RECORDS PROVIDED →
######

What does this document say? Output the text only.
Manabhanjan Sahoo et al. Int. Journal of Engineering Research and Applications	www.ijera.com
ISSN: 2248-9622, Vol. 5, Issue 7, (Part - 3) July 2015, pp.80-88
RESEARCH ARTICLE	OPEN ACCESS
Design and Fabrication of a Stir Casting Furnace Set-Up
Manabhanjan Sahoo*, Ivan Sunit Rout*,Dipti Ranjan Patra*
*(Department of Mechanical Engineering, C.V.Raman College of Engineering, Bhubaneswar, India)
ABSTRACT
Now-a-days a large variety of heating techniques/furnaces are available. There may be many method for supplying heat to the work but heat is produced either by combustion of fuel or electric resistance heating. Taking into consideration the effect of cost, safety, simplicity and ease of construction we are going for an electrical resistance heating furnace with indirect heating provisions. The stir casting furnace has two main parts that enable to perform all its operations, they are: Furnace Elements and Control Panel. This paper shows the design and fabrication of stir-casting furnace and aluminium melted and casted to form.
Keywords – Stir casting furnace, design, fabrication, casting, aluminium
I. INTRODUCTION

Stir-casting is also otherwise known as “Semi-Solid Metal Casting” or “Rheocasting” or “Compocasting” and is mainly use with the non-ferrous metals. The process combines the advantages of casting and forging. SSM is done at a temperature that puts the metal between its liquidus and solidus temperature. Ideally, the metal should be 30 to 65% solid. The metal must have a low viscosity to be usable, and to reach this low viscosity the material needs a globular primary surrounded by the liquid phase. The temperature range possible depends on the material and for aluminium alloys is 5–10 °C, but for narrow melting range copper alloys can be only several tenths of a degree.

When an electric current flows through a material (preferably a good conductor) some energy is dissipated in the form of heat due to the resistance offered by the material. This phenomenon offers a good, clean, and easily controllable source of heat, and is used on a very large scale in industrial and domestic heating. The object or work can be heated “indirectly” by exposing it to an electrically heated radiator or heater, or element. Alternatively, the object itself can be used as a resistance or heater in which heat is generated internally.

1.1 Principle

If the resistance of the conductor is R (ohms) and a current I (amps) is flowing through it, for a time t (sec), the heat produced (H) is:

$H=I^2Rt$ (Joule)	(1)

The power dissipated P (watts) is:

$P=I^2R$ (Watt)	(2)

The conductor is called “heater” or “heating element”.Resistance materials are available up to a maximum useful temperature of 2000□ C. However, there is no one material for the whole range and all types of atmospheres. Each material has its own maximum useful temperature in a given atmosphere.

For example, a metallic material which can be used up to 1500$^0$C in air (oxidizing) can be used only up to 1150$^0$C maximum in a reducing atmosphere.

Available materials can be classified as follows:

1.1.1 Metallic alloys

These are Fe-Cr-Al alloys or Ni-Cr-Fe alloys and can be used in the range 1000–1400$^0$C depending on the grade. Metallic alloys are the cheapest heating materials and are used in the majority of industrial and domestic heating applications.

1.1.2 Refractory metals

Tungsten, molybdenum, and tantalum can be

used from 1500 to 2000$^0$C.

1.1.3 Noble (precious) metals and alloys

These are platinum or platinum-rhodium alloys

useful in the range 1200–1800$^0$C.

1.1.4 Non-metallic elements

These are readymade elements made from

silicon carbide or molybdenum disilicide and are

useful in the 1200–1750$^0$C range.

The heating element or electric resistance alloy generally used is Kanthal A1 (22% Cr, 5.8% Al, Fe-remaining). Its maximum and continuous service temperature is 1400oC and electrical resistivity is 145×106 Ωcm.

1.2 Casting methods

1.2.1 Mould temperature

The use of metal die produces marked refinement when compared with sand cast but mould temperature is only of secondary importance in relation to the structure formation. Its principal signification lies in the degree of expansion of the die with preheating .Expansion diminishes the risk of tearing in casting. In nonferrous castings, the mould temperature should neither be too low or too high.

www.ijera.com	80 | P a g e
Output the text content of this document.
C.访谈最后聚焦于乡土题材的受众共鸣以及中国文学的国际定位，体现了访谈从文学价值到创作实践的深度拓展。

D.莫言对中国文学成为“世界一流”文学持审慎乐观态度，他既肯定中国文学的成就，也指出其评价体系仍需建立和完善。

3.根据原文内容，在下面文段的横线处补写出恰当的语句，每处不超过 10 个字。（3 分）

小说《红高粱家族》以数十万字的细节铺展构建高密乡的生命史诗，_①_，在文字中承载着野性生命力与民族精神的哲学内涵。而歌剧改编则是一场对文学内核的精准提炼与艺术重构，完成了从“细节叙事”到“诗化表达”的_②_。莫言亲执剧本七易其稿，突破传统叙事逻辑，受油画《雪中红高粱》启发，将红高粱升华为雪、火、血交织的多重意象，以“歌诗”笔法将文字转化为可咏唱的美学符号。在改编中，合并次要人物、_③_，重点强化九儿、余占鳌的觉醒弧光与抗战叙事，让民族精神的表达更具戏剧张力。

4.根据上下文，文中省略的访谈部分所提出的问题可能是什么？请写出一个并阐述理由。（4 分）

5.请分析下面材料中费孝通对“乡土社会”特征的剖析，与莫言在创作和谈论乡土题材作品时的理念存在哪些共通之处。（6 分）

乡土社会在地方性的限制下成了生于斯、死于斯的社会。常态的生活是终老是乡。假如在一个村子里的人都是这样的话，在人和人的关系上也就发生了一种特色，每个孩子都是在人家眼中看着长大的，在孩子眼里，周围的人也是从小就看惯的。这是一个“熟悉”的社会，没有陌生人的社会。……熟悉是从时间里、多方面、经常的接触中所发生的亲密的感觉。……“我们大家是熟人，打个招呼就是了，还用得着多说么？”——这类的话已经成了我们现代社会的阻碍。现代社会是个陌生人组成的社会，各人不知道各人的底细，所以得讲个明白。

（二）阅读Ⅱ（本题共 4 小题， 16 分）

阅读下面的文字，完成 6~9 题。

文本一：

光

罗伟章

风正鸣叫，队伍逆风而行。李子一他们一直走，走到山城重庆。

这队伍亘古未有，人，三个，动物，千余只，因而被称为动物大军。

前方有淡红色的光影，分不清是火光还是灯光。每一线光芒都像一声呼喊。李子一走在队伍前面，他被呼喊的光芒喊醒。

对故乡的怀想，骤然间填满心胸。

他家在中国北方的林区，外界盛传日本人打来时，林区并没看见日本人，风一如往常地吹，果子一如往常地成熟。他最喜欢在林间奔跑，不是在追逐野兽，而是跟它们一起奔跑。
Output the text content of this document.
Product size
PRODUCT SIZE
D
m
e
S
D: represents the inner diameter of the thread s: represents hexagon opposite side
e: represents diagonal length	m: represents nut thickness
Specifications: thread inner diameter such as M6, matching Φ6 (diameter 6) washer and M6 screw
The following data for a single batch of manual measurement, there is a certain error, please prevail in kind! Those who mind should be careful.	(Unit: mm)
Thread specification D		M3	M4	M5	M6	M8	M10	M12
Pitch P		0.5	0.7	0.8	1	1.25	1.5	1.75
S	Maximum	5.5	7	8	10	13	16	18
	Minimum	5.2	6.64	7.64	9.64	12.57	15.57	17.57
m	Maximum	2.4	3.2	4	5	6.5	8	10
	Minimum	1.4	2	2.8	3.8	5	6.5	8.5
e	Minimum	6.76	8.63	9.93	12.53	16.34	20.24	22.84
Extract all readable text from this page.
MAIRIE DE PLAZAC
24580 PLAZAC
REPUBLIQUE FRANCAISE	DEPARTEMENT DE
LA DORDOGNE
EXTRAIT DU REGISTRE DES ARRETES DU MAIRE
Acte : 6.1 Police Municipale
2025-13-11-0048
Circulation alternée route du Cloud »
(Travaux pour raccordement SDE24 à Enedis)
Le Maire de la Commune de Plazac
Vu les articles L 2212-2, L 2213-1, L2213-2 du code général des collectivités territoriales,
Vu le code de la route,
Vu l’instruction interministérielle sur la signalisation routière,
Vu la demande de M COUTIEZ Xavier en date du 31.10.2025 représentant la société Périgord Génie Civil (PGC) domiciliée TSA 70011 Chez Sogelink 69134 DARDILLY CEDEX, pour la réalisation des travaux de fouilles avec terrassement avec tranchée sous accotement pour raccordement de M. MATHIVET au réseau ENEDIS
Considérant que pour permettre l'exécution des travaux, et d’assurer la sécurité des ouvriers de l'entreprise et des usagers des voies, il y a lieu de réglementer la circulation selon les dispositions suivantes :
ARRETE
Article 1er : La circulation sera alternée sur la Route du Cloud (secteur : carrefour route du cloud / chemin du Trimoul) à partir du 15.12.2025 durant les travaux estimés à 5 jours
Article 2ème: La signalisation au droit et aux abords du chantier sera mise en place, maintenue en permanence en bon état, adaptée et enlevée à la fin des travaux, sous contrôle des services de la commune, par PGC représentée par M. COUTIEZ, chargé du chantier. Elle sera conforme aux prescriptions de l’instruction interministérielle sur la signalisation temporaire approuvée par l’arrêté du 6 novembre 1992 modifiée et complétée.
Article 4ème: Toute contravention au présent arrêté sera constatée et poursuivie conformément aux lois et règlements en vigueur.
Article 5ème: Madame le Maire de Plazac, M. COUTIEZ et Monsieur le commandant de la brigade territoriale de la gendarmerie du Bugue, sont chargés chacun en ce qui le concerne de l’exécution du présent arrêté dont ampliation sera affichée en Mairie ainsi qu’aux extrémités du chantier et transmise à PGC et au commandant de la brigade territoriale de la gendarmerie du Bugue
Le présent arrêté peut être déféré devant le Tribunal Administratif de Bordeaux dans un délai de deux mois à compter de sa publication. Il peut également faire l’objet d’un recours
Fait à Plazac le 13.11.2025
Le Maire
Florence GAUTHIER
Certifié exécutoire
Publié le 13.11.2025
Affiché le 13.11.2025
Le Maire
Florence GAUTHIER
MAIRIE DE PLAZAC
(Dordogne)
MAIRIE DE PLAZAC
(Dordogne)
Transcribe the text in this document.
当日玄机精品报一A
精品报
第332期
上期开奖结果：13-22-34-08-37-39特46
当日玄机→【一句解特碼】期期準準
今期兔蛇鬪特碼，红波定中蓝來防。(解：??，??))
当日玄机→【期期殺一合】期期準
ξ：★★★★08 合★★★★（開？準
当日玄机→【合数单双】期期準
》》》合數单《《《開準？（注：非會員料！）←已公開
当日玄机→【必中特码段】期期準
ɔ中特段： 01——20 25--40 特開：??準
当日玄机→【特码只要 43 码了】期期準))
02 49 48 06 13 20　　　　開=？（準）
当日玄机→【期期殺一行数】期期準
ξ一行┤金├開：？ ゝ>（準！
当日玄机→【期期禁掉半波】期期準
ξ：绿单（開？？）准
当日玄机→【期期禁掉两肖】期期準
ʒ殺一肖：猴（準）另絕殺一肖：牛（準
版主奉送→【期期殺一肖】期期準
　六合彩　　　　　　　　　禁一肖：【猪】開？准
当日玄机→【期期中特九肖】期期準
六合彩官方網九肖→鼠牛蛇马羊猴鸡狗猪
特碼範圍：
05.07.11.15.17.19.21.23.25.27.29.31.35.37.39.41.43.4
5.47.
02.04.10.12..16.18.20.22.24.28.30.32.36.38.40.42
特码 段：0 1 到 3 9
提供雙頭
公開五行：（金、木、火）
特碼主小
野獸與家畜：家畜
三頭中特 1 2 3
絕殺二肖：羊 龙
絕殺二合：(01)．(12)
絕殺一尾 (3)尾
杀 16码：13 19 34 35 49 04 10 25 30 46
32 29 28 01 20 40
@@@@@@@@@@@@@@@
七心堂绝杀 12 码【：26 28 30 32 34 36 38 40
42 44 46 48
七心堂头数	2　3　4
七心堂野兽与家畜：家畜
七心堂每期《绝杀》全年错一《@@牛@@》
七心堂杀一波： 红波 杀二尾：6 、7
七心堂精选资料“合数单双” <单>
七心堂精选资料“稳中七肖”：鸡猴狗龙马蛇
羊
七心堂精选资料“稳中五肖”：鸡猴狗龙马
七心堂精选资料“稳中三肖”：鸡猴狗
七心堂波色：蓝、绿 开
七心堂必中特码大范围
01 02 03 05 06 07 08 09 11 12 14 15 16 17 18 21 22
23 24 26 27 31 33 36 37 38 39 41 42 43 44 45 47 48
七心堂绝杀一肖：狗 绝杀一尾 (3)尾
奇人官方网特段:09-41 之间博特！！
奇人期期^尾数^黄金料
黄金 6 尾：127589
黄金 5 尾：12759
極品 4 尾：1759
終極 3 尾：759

######

STATED PROBLEM →
Repeat the line containing "Transcribe the text in this document." and all subsequent lines through the final line of the data, exactly and with no others.

TASK RESULT →
Transcribe the text in this document.
当日玄机精品报一A
精品报
第332期
上期开奖结果：13-22-34-08-37-39特46
当日玄机→【一句解特碼】期期準準
今期兔蛇鬪特碼，红波定中蓝來防。(解：??，??))
当日玄机→【期期殺一合】期期準
ξ：★★★★08 合★★★★（開？準
当日玄机→【合数单双】期期準
》》》合數单《《《開準？（注：非會員料！）←已公開
当日玄机→【必中特码段】期期準
ɔ中特段： 01——20 25--40 特開：??準
当日玄机→【特码只要 43 码了】期期準))
02 49 48 06 13 20　　　　開=？（準）
当日玄机→【期期殺一行数】期期準
ξ一行┤金├開：？ ゝ>（準！
当日玄机→【期期禁掉半波】期期準
ξ：绿单（開？？）准
当日玄机→【期期禁掉两肖】期期準
ʒ殺一肖：猴（準）另絕殺一肖：牛（準
版主奉送→【期期殺一肖】期期準
　六合彩　　　　　　　　　禁一肖：【猪】開？准
当日玄机→【期期中特九肖】期期準
六合彩官方網九肖→鼠牛蛇马羊猴鸡狗猪
特碼範圍：
05.07.11.15.17.19.21.23.25.27.29.31.35.37.39.41.43.4
5.47.
02.04.10.12..16.18.20.22.24.28.30.32.36.38.40.42
特码 段：0 1 到 3 9
提供雙頭
公開五行：（金、木、火）
特碼主小
野獸與家畜：家畜
三頭中特 1 2 3
絕殺二肖：羊 龙
絕殺二合：(01)．(12)
絕殺一尾 (3)尾
杀 16码：13 19 34 35 49 04 10 25 30 46
32 29 28 01 20 40
@@@@@@@@@@@@@@@
七心堂绝杀 12 码【：26 28 30 32 34 36 38 40
42 44 46 48
七心堂头数	2　3　4
七心堂野兽与家畜：家畜
七心堂每期《绝杀》全年错一《@@牛@@》
七心堂杀一波： 红波 杀二尾：6 、7
七心堂精选资料“合数单双” <单>
七心堂精选资料“稳中七肖”：鸡猴狗龙马蛇
羊
七心堂精选资料“稳中五肖”：鸡猴狗龙马
七心堂精选资料“稳中三肖”：鸡猴狗
七心堂波色：蓝、绿 开
七心堂必中特码大范围
01 02 03 05 06 07 08 09 11 12 14 15 16 17 18 21 22
23 24 26 27 31 33 36 37 38 39 41 42 43 44 45 47 48
七心堂绝杀一肖：狗 绝杀一尾 (3)尾
奇人官方网特段:09-41 之间博特！！
奇人期期^尾数^黄金料
黄金 6 尾：127589
黄金 5 尾：12759
極品 4 尾：1759
終極 3 尾：759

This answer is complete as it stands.